Challenge
Pull every line containing "الله" out of the material below.

Records for processing
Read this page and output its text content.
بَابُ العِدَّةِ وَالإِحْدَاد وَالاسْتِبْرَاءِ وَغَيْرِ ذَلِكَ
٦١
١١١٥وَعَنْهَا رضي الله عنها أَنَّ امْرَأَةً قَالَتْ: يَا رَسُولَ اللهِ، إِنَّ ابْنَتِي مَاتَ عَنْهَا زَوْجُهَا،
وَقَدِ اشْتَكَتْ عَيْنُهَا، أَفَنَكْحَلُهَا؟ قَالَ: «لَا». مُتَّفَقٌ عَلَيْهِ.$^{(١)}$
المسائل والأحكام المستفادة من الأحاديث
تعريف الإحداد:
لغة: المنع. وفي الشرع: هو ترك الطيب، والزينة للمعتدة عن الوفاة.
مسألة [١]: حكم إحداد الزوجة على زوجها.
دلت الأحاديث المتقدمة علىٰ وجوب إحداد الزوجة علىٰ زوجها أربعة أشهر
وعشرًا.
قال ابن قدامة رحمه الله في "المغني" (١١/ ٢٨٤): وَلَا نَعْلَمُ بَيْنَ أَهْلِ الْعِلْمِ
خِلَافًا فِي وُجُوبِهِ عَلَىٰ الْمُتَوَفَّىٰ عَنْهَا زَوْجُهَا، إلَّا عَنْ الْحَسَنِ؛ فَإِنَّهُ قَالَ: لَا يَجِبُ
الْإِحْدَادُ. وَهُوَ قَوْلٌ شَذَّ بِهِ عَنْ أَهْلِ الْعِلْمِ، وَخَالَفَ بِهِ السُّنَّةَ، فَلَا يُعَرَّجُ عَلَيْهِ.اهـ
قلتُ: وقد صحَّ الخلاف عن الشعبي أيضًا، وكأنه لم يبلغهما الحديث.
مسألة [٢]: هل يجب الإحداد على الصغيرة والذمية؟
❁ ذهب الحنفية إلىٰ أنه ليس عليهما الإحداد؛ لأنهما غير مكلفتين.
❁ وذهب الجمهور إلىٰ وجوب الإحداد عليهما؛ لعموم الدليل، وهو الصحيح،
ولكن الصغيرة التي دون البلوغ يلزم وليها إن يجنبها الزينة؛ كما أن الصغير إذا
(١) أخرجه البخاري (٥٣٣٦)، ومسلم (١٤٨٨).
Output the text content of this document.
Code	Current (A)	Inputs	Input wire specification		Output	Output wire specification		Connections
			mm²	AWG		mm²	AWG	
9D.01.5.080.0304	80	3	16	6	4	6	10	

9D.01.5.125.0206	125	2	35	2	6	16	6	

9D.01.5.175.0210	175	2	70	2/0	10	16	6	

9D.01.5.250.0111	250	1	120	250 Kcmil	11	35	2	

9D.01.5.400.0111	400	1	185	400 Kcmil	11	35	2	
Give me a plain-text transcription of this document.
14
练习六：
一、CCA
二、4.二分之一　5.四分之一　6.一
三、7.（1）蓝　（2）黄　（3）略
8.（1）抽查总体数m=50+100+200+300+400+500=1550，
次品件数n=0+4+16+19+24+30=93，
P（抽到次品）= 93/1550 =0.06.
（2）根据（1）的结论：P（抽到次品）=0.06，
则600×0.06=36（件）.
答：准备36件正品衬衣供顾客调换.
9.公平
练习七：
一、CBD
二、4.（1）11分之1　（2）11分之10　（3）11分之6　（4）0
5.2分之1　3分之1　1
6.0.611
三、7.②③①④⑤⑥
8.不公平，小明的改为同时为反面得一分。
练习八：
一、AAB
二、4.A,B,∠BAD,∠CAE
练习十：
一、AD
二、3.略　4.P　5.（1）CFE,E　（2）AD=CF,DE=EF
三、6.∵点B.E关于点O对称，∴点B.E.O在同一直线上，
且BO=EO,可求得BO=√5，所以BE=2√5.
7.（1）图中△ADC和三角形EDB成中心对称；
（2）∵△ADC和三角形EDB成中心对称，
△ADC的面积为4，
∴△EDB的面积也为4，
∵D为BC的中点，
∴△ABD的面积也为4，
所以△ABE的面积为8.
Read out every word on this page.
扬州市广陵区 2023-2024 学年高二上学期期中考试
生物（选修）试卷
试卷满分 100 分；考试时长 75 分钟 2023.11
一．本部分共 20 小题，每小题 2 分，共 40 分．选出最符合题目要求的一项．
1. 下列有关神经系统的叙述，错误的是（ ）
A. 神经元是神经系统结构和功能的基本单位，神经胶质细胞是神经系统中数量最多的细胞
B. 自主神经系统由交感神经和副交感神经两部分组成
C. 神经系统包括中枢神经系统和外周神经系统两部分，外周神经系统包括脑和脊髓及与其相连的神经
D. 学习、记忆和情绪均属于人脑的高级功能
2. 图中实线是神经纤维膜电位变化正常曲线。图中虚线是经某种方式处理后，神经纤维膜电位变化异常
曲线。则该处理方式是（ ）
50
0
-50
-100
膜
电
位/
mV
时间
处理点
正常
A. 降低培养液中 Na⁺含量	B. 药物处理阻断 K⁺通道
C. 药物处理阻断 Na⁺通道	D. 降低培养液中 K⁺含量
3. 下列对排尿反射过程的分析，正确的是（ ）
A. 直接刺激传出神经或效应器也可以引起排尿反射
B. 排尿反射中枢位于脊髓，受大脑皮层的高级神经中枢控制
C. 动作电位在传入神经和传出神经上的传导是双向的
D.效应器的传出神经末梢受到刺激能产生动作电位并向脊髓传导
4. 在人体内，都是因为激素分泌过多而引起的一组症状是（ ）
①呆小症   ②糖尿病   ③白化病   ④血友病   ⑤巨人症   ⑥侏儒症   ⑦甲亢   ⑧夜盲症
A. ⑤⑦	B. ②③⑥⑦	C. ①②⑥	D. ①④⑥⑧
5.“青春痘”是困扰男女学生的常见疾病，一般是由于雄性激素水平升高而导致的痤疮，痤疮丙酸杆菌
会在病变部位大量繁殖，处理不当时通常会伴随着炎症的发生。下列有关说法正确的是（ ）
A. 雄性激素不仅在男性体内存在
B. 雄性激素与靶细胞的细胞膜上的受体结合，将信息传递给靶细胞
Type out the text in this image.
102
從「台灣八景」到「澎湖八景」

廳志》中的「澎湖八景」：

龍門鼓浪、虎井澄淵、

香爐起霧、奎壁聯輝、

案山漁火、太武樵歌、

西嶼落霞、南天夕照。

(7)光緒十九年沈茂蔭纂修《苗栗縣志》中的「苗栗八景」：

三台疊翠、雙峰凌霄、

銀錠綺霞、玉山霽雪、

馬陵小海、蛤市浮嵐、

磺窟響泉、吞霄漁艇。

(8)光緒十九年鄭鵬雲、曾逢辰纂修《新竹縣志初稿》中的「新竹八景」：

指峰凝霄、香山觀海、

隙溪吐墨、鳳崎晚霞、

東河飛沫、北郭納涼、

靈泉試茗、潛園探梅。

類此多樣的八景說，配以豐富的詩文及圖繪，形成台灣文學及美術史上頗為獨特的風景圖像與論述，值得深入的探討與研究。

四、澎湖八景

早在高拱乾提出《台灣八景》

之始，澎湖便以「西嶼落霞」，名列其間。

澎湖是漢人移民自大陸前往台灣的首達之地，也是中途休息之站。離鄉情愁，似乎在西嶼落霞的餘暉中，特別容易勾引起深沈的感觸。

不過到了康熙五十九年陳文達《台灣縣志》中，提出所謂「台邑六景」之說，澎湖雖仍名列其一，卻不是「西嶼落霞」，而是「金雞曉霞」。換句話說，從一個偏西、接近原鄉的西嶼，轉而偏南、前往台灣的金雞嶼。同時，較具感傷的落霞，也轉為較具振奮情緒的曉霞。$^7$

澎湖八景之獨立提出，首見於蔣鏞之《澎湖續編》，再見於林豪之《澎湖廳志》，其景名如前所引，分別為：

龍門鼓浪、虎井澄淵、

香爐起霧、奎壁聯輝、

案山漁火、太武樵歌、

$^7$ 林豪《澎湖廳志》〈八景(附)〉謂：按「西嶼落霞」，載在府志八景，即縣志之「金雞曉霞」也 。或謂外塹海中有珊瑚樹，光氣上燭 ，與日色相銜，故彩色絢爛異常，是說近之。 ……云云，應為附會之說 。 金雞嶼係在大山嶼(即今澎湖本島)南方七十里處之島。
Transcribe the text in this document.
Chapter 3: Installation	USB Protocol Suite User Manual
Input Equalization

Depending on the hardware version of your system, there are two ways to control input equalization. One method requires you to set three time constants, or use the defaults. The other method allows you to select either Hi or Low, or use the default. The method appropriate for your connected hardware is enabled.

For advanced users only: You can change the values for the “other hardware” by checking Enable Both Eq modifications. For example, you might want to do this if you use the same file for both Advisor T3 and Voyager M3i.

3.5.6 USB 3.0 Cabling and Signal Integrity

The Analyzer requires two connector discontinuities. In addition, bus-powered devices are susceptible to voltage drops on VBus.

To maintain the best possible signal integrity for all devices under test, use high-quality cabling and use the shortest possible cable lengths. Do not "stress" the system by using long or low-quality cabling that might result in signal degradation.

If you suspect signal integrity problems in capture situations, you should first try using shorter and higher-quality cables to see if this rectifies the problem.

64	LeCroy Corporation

Result for this exercise
١١١٥وَعَنْهَا رضي الله عنها أَنَّ امْرَأَةً قَالَتْ: يَا رَسُولَ اللهِ، إِنَّ ابْنَتِي مَاتَ عَنْهَا زَوْجُهَا،
قال ابن قدامة رحمه الله في "المغني" (١١/ ٢٨٤): وَلَا نَعْلَمُ بَيْنَ أَهْلِ الْعِلْمِ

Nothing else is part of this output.